Instructions for the task
Look through the listing for the word "TradeWave". Copy each line that has it.

________________________________________

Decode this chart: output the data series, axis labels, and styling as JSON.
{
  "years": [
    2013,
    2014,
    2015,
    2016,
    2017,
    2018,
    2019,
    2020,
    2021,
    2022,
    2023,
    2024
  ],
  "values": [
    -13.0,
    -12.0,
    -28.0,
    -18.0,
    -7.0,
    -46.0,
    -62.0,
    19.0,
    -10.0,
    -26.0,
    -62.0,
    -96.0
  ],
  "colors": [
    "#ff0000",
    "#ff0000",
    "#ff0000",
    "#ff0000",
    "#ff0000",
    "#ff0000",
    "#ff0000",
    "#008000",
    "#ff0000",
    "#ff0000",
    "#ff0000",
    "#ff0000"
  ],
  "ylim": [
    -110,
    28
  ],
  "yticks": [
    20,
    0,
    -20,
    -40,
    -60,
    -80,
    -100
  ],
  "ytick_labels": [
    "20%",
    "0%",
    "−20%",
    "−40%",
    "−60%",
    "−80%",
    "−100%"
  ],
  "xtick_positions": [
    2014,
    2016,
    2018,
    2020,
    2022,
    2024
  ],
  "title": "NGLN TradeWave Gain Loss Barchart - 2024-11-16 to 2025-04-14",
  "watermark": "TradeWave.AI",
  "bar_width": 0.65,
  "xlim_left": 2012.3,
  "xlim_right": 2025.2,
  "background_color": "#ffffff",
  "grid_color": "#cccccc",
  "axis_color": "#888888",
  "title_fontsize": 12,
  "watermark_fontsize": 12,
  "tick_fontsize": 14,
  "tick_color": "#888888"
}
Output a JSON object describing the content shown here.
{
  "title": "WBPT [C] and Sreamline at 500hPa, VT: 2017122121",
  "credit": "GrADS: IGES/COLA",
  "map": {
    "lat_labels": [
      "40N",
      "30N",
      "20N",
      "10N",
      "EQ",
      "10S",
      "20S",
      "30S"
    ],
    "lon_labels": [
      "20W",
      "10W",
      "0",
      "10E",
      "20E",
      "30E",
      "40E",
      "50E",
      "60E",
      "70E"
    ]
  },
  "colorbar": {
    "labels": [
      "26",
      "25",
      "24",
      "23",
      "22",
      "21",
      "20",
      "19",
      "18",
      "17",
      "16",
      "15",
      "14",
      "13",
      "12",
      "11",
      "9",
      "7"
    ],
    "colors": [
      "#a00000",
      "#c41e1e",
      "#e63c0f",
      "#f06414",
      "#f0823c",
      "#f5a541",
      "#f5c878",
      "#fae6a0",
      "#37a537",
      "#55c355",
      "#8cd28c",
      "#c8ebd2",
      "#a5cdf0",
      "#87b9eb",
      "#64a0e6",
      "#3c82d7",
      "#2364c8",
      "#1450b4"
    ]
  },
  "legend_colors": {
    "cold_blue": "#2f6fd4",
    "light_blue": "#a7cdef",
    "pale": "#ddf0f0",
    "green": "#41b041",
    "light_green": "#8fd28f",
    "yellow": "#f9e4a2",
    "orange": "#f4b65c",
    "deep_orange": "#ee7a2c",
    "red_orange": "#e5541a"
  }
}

________________________________________

Exercise answer
  "title": "NGLN TradeWave Gain Loss Barchart - 2024-11-16 to 2025-04-14",
  "watermark": "TradeWave.AI",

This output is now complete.